◆ Problem to work on
Copy each line that has the string "Орловской" somewhere in it.

# start of Data rows

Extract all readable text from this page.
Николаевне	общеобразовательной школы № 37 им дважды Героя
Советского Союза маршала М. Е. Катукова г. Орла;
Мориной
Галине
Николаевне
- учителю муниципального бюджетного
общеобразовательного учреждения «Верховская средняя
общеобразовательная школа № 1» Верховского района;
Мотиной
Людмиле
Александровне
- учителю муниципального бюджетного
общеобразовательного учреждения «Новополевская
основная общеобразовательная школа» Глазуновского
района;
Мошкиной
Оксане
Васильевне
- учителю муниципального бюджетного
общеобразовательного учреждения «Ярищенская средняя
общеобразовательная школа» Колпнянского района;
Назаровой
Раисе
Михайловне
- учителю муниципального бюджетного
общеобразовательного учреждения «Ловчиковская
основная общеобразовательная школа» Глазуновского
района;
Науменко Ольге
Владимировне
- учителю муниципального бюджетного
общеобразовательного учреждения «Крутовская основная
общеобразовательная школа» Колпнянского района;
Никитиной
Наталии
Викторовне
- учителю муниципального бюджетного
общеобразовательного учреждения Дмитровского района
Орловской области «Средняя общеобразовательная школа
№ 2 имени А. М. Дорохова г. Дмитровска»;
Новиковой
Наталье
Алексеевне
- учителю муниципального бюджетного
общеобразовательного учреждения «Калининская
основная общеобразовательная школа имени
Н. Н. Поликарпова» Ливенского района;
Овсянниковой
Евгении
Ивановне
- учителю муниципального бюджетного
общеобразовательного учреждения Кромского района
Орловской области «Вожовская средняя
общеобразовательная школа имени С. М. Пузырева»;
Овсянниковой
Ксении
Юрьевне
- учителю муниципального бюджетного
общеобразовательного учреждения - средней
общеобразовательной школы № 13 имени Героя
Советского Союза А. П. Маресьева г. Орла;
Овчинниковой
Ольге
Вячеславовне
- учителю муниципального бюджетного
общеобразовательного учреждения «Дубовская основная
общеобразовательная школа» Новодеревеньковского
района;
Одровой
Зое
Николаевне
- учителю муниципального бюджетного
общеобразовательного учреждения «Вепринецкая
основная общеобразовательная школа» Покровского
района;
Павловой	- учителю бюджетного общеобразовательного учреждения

# end of Data rows

◆ Full output
Орловской области «Средняя общеобразовательная школа
Орловской области «Вожовская средняя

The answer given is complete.